** Input rows **
:::

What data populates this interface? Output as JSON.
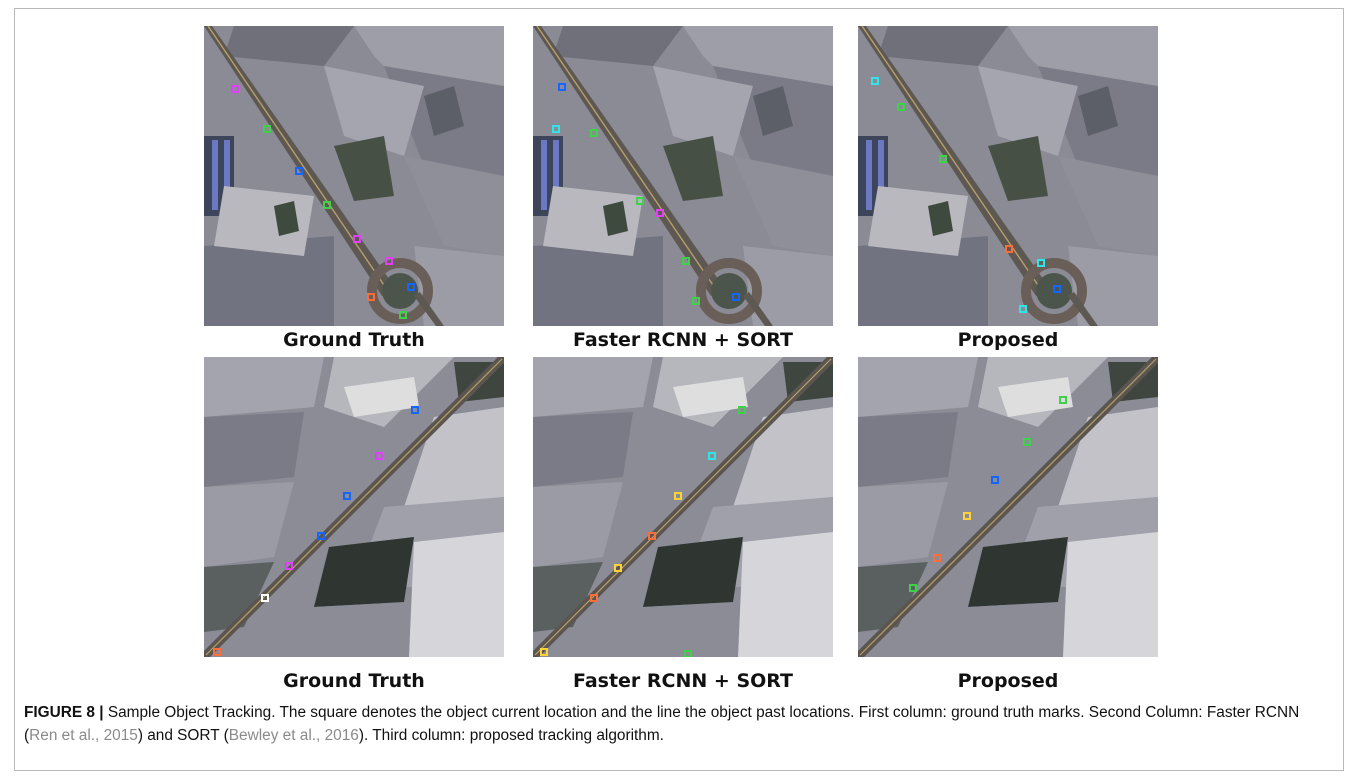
{
  "figure": {
    "columns": [
      {
        "label": "Ground Truth"
      },
      {
        "label": "Faster RCNN + SORT"
      },
      {
        "label": "Proposed"
      }
    ],
    "caption": {
      "label": "FIGURE 8 |",
      "text_1": " Sample Object Tracking. The square denotes the object current location and the line the object past locations. First column: ground truth marks. Second Column: Faster RCNN (",
      "cite_1": "Ren et al., 2015",
      "text_2": ") and SORT (",
      "cite_2": "Bewley et al., 2016",
      "text_3": "). Third column: proposed tracking algorithm."
    }
  },
  "colors": {
    "field_dark": "#4e5259",
    "field_mid": "#888a94",
    "field_light": "#c9c9cf",
    "road": "#6a5f58",
    "marks": [
      "#e040fb",
      "#3fd14a",
      "#1565ff",
      "#ff6d3a",
      "#2ee6e6",
      "#ffd23a",
      "#ffffff"
    ]
  }
}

:::

** Task to complete **
Say how many lines in the records above hold "marks", and give no other text.

** Written response **
2